DATA FOR THIS EXERCISE:
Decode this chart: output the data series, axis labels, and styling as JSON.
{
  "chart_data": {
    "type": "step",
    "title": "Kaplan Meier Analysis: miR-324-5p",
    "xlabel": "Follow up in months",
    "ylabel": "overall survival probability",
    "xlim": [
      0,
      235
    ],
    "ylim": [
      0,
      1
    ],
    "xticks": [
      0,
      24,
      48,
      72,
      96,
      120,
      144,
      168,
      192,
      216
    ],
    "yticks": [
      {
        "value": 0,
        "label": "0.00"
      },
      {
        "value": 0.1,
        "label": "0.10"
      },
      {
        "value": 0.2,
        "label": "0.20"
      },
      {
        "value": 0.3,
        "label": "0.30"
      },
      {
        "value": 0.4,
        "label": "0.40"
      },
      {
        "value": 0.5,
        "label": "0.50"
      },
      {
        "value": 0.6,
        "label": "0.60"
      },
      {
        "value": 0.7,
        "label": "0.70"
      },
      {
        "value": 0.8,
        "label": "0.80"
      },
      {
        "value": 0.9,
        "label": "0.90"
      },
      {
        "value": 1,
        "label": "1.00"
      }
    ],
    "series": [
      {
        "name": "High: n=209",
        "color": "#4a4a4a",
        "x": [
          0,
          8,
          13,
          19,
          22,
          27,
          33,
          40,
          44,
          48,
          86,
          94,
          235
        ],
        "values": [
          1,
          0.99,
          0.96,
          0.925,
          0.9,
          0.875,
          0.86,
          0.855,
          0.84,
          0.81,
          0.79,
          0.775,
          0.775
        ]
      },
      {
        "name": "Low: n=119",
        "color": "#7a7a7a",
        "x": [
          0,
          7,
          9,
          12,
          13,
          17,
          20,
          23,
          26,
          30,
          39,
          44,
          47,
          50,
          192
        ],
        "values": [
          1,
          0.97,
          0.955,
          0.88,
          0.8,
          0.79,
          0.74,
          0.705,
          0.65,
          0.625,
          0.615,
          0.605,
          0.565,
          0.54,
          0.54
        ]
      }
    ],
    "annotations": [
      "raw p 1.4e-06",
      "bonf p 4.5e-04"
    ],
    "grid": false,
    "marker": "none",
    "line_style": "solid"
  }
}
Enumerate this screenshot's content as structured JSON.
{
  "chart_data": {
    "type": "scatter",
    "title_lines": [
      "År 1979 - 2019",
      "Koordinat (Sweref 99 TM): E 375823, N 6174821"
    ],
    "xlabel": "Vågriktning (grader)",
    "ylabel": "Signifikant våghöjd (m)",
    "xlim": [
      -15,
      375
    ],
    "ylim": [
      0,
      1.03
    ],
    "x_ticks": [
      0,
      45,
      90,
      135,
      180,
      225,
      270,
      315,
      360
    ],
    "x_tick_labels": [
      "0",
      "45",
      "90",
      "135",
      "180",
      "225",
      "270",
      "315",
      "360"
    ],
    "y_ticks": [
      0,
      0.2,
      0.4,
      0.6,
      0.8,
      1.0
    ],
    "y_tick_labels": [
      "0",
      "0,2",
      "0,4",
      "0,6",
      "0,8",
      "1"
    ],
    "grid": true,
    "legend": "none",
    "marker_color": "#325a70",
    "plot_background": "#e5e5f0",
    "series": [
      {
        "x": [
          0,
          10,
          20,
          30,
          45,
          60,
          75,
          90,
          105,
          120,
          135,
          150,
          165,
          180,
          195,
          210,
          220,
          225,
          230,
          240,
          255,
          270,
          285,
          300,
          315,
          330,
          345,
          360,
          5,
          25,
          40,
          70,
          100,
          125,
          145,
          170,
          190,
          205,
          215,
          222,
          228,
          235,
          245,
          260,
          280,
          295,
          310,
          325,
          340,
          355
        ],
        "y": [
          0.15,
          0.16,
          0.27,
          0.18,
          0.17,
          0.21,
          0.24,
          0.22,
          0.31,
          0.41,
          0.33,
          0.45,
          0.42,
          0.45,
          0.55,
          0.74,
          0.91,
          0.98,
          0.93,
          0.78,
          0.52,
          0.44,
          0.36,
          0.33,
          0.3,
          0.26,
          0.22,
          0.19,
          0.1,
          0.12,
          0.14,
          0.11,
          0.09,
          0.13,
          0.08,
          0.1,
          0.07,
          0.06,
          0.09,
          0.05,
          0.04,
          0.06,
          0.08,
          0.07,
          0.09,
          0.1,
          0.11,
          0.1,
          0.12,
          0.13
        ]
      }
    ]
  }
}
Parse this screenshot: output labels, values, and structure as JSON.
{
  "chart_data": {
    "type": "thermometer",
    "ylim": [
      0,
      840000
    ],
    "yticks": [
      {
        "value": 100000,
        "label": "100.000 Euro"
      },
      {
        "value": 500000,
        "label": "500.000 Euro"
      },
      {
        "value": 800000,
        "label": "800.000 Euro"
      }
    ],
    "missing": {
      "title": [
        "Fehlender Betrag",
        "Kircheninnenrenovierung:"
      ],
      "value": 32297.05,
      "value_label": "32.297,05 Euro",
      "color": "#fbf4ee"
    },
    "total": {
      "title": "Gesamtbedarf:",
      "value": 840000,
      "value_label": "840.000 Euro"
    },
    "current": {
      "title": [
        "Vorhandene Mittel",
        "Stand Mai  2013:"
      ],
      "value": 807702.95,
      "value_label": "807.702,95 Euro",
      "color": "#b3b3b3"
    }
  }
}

EXERCISE: Which lines contain "screenshot"? Copy each of them.

THE ANSWER:
Enumerate this screenshot's content as structured JSON.
Parse this screenshot: output labels, values, and structure as JSON.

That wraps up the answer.